- Records for this task:
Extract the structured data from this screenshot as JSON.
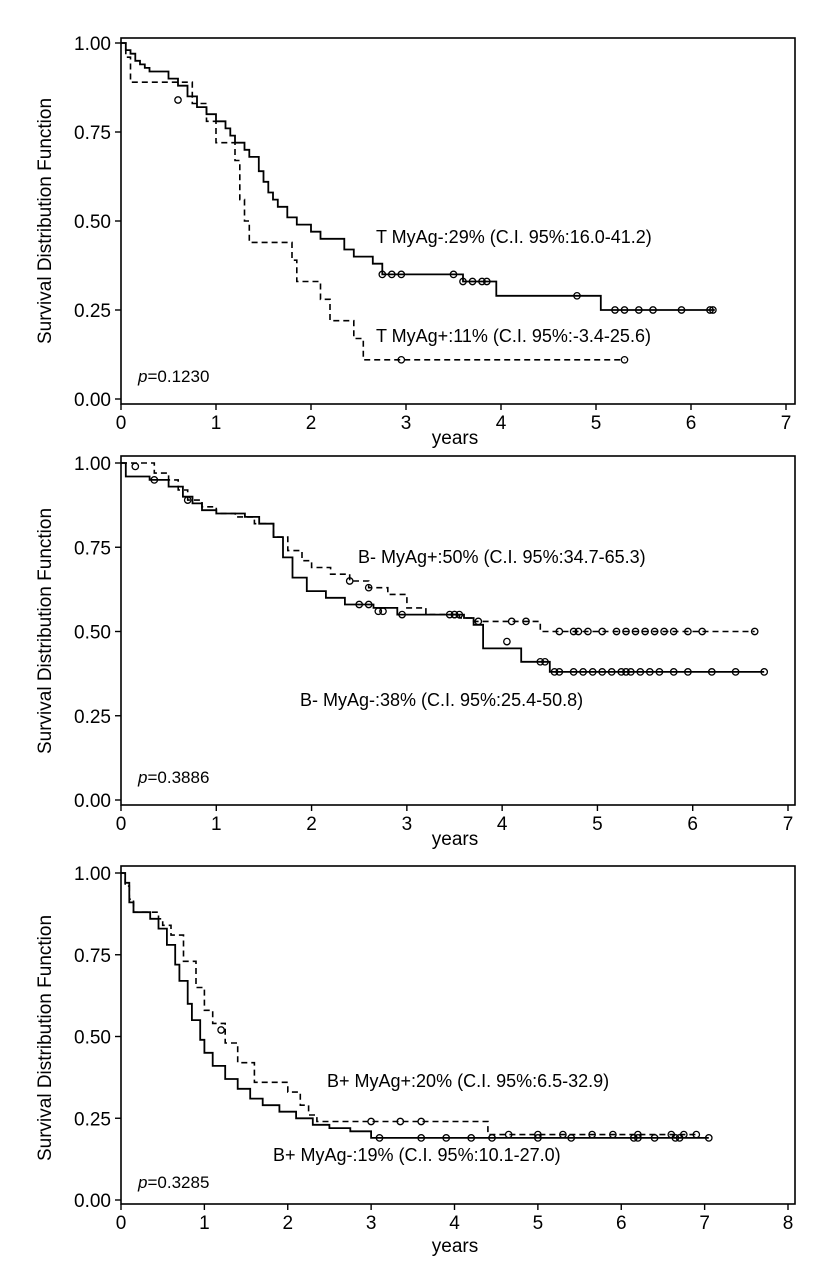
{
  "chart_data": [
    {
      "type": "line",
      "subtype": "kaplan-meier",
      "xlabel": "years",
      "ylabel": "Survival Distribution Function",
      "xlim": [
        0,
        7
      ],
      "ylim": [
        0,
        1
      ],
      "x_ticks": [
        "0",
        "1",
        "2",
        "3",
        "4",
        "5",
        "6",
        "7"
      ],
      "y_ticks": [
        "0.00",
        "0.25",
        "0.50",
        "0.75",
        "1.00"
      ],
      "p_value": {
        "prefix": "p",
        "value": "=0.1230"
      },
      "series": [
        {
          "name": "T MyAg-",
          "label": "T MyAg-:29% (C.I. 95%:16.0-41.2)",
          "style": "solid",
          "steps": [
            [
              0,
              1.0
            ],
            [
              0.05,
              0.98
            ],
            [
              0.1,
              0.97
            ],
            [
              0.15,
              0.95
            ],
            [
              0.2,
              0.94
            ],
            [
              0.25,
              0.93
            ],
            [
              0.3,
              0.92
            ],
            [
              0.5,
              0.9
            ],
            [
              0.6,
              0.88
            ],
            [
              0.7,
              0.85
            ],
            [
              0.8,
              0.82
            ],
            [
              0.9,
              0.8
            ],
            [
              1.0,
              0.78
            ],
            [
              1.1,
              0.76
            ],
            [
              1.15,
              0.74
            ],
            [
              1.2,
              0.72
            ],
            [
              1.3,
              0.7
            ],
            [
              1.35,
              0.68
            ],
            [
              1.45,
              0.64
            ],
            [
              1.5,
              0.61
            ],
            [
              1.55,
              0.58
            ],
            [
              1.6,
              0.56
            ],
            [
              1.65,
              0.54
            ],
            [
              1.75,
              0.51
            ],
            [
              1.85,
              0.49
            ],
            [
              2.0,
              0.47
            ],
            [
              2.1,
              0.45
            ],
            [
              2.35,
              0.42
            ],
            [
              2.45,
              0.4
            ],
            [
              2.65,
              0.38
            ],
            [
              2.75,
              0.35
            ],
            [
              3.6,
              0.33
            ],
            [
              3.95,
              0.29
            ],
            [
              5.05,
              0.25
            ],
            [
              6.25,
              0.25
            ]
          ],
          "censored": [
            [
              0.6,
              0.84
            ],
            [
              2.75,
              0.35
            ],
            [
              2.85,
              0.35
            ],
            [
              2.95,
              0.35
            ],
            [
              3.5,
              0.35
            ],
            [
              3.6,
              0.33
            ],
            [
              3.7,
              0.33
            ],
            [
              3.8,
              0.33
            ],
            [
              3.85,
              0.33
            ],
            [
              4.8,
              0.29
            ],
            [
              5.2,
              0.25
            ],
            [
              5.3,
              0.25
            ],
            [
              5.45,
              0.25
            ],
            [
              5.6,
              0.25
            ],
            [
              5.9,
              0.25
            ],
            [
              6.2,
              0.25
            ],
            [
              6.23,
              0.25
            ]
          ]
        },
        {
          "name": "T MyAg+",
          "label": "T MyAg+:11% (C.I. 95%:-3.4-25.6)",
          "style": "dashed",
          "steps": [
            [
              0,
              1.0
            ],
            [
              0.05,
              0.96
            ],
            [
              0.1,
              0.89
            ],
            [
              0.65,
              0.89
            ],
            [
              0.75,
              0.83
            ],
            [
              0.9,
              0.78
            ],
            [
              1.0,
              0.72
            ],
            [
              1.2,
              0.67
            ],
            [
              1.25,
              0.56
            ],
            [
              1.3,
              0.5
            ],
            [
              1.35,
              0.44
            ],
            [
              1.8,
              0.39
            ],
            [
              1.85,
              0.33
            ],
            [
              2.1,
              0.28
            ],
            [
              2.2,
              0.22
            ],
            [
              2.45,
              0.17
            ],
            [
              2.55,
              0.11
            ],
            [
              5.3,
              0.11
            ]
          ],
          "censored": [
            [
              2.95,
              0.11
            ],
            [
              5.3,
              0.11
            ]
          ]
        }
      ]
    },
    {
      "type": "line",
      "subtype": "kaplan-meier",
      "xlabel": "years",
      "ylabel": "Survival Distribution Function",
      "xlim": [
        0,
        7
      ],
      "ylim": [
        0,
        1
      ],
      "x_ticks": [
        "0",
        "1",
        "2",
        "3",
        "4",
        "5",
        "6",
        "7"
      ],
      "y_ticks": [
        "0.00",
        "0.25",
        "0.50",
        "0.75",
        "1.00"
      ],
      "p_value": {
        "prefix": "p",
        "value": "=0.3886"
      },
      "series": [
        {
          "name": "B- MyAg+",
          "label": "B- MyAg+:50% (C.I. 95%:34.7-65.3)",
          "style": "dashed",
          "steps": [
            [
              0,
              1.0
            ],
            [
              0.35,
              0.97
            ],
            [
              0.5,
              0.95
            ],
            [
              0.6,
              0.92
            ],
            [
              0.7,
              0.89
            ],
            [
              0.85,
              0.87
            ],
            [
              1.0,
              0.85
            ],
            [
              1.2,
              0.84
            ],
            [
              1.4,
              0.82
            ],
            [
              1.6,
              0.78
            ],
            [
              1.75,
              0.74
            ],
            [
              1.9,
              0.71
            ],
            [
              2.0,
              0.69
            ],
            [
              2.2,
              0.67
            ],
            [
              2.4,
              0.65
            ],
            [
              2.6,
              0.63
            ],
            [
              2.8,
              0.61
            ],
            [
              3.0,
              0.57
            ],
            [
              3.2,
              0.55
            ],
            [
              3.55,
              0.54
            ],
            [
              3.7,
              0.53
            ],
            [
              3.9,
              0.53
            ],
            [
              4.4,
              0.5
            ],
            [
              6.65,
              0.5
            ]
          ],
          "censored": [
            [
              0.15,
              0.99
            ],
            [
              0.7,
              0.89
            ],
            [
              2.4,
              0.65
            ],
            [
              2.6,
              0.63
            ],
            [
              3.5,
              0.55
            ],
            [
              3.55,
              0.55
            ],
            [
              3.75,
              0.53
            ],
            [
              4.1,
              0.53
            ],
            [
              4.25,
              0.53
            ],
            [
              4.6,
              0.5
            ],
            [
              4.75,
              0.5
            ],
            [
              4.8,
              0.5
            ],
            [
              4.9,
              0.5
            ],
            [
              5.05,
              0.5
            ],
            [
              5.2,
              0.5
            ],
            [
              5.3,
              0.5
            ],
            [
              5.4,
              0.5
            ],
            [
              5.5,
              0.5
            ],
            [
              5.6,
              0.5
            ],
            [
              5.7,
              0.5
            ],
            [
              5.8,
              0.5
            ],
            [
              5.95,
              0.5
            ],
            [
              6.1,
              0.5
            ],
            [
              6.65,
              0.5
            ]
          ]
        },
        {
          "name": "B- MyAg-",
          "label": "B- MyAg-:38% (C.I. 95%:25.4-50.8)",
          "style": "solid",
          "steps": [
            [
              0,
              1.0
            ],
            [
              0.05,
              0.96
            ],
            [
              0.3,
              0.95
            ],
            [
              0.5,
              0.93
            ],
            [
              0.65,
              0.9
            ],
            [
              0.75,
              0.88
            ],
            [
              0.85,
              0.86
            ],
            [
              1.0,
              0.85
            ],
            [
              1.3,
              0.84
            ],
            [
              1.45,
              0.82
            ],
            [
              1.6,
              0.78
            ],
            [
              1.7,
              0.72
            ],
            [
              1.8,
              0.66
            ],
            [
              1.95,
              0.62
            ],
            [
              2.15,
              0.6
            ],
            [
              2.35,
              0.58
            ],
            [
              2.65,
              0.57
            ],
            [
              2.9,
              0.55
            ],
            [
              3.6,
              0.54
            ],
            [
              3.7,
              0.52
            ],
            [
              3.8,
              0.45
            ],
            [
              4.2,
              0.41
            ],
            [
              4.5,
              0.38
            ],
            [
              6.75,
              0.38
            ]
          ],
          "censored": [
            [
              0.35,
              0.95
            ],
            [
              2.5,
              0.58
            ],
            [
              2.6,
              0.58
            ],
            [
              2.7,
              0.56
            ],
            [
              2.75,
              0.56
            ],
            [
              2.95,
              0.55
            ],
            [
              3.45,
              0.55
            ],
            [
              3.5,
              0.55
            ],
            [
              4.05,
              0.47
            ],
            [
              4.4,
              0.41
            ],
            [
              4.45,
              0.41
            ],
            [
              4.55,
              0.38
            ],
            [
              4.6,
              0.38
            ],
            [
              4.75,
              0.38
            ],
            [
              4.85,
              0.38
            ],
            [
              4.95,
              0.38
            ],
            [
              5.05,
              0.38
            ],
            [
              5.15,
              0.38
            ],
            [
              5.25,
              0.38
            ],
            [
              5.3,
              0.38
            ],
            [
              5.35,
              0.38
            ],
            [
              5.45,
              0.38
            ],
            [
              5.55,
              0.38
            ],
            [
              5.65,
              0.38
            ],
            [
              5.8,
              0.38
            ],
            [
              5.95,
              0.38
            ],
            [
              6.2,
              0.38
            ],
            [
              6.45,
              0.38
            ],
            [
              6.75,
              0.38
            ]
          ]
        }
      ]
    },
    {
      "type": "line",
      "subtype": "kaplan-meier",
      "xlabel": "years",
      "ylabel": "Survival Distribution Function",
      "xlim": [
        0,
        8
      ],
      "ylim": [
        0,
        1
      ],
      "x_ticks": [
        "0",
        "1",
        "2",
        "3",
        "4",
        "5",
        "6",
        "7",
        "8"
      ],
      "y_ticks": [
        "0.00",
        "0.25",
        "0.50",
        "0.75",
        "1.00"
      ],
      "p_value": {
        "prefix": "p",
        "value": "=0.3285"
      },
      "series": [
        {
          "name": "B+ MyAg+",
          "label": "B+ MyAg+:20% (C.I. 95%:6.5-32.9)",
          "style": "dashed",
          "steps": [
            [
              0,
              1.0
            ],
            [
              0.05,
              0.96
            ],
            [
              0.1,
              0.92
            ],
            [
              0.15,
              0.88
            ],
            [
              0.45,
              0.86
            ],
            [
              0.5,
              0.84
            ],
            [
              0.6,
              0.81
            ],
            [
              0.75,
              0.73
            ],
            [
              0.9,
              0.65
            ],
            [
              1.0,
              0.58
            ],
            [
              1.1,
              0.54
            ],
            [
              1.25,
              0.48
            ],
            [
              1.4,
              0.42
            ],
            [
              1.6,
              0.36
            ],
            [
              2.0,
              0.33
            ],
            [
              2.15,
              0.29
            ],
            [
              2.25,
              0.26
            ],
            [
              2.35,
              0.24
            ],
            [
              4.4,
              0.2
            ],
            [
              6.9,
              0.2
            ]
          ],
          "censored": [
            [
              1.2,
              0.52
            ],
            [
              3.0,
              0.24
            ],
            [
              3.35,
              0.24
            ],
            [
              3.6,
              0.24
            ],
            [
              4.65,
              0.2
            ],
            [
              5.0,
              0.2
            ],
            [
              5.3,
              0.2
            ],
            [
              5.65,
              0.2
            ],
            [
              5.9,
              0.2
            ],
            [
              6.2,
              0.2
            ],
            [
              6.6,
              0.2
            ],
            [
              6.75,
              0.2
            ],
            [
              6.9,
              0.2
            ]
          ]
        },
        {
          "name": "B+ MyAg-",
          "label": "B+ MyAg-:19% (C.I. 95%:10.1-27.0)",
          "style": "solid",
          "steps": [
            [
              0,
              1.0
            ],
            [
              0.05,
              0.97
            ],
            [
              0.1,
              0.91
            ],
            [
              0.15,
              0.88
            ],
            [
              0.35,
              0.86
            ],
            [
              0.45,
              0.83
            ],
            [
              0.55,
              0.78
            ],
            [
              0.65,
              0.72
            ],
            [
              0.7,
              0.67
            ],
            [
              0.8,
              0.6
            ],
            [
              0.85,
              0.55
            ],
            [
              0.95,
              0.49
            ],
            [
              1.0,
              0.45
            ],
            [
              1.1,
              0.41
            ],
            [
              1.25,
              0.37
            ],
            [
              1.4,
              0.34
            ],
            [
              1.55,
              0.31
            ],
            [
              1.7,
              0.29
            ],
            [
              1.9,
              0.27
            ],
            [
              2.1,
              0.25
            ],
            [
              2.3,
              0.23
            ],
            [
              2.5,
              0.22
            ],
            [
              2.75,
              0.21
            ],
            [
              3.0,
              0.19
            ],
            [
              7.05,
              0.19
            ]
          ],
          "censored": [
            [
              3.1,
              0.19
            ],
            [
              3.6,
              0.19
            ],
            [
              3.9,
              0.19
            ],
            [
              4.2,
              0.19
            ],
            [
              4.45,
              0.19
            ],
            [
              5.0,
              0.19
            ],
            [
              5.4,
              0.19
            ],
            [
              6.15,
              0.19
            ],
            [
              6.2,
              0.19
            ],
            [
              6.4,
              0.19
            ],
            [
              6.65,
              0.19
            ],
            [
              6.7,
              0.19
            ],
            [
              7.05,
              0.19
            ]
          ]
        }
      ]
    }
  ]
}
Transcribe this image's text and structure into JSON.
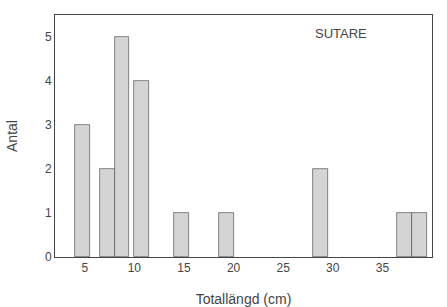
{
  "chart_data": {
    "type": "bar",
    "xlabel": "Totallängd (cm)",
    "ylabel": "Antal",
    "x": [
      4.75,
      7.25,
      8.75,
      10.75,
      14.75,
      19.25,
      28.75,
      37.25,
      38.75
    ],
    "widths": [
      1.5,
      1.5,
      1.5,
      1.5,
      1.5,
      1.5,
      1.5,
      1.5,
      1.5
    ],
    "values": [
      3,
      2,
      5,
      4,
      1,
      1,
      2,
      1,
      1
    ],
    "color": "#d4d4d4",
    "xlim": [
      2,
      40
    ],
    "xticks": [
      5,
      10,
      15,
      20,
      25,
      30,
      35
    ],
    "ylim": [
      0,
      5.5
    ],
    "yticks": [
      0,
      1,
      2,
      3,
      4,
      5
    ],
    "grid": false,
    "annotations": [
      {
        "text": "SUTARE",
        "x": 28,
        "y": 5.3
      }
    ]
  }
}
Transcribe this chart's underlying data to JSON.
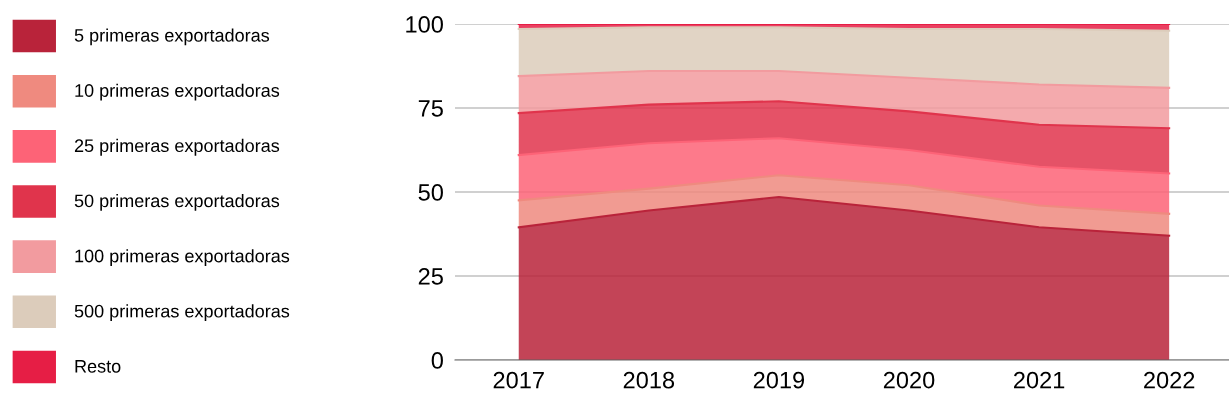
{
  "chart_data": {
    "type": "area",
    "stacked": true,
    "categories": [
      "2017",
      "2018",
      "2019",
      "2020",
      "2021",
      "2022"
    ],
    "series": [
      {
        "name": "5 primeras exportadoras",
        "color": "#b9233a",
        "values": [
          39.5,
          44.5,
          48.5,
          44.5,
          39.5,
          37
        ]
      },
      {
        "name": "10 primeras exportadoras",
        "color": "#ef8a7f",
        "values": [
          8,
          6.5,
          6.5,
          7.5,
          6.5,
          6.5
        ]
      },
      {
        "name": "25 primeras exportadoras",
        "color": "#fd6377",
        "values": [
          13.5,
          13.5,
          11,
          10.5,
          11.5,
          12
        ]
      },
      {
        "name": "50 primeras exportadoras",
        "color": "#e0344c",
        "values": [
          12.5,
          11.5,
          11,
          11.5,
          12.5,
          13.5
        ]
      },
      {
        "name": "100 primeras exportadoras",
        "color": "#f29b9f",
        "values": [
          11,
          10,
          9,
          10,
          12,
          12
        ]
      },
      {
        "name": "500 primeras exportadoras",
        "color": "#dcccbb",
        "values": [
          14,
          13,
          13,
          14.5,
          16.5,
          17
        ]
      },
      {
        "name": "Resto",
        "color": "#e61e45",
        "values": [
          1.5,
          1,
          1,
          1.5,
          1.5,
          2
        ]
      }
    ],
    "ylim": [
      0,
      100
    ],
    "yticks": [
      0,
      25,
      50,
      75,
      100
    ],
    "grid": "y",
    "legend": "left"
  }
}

- Required task: Look above for every line with the word "JSON" and copy it.

- Reply:
Extract the structured data from this screenshot as JSON.
Transcribe this image's text and structure into JSON.
Transcribe this chart's underlying data to JSON.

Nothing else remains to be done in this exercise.